Supplied information:
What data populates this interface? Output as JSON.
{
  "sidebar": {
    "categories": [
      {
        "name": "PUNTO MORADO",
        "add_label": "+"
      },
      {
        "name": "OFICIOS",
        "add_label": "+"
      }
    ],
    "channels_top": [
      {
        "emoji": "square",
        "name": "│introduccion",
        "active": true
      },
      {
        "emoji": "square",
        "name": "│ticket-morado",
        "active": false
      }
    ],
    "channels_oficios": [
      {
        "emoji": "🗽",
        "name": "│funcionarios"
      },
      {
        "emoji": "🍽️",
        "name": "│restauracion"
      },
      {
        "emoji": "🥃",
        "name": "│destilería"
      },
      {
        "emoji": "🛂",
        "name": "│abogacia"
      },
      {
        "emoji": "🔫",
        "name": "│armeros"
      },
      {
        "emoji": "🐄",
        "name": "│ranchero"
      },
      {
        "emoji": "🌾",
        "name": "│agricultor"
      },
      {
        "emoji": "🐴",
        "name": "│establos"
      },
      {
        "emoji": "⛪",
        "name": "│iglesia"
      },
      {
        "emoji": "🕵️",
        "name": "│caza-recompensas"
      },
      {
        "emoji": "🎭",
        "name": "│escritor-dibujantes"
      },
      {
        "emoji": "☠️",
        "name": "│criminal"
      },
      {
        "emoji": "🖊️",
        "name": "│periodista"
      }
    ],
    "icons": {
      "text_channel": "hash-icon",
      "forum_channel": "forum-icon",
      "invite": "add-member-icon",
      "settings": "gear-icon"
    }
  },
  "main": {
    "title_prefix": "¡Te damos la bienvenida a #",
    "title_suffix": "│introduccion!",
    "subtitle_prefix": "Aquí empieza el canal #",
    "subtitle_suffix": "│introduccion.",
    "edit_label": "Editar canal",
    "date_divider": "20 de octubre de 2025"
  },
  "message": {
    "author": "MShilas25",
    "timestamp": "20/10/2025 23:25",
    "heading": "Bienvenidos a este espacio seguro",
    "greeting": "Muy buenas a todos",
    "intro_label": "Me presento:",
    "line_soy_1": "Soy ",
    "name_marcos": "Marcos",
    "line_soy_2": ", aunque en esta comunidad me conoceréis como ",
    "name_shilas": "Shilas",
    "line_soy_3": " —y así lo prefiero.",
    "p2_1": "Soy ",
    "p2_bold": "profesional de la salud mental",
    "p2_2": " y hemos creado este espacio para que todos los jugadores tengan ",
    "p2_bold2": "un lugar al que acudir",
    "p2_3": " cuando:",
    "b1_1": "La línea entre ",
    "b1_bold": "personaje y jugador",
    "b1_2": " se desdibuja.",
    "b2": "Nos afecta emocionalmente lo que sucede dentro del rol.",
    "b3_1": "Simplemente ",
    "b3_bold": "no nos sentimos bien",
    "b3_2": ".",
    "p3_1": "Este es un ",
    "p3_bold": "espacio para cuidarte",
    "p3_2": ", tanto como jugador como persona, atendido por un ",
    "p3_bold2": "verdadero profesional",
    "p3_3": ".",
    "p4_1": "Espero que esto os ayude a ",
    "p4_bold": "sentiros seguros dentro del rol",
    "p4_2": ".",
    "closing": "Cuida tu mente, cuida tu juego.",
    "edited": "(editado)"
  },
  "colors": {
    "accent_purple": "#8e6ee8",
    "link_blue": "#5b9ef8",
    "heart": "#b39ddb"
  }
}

Stated task: Write out the full set of records exactly as given.

Solution:
What data populates this interface? Output as JSON.
{
  "sidebar": {
    "categories": [
      {
        "name": "PUNTO MORADO",
        "add_label": "+"
      },
      {
        "name": "OFICIOS",
        "add_label": "+"
      }
    ],
    "channels_top": [
      {
        "emoji": "square",
        "name": "│introduccion",
        "active": true
      },
      {
        "emoji": "square",
        "name": "│ticket-morado",
        "active": false
      }
    ],
    "channels_oficios": [
      {
        "emoji": "🗽",
        "name": "│funcionarios"
      },
      {
        "emoji": "🍽️",
        "name": "│restauracion"
      },
      {
        "emoji": "🥃",
        "name": "│destilería"
      },
      {
        "emoji": "🛂",
        "name": "│abogacia"
      },
      {
        "emoji": "🔫",
        "name": "│armeros"
      },
      {
        "emoji": "🐄",
        "name": "│ranchero"
      },
      {
        "emoji": "🌾",
        "name": "│agricultor"
      },
      {
        "emoji": "🐴",
        "name": "│establos"
      },
      {
        "emoji": "⛪",
        "name": "│iglesia"
      },
      {
        "emoji": "🕵️",
        "name": "│caza-recompensas"
      },
      {
        "emoji": "🎭",
        "name": "│escritor-dibujantes"
      },
      {
        "emoji": "☠️",
        "name": "│criminal"
      },
      {
        "emoji": "🖊️",
        "name": "│periodista"
      }
    ],
    "icons": {
      "text_channel": "hash-icon",
      "forum_channel": "forum-icon",
      "invite": "add-member-icon",
      "settings": "gear-icon"
    }
  },
  "main": {
    "title_prefix": "¡Te damos la bienvenida a #",
    "title_suffix": "│introduccion!",
    "subtitle_prefix": "Aquí empieza el canal #",
    "subtitle_suffix": "│introduccion.",
    "edit_label": "Editar canal",
    "date_divider": "20 de octubre de 2025"
  },
  "message": {
    "author": "MShilas25",
    "timestamp": "20/10/2025 23:25",
    "heading": "Bienvenidos a este espacio seguro",
    "greeting": "Muy buenas a todos",
    "intro_label": "Me presento:",
    "line_soy_1": "Soy ",
    "name_marcos": "Marcos",
    "line_soy_2": ", aunque en esta comunidad me conoceréis como ",
    "name_shilas": "Shilas",
    "line_soy_3": " —y así lo prefiero.",
    "p2_1": "Soy ",
    "p2_bold": "profesional de la salud mental",
    "p2_2": " y hemos creado este espacio para que todos los jugadores tengan ",
    "p2_bold2": "un lugar al que acudir",
    "p2_3": " cuando:",
    "b1_1": "La línea entre ",
    "b1_bold": "personaje y jugador",
    "b1_2": " se desdibuja.",
    "b2": "Nos afecta emocionalmente lo que sucede dentro del rol.",
    "b3_1": "Simplemente ",
    "b3_bold": "no nos sentimos bien",
    "b3_2": ".",
    "p3_1": "Este es un ",
    "p3_bold": "espacio para cuidarte",
    "p3_2": ", tanto como jugador como persona, atendido por un ",
    "p3_bold2": "verdadero profesional",
    "p3_3": ".",
    "p4_1": "Espero que esto os ayude a ",
    "p4_bold": "sentiros seguros dentro del rol",
    "p4_2": ".",
    "closing": "Cuida tu mente, cuida tu juego.",
    "edited": "(editado)"
  },
  "colors": {
    "accent_purple": "#8e6ee8",
    "link_blue": "#5b9ef8",
    "heart": "#b39ddb"
  }
}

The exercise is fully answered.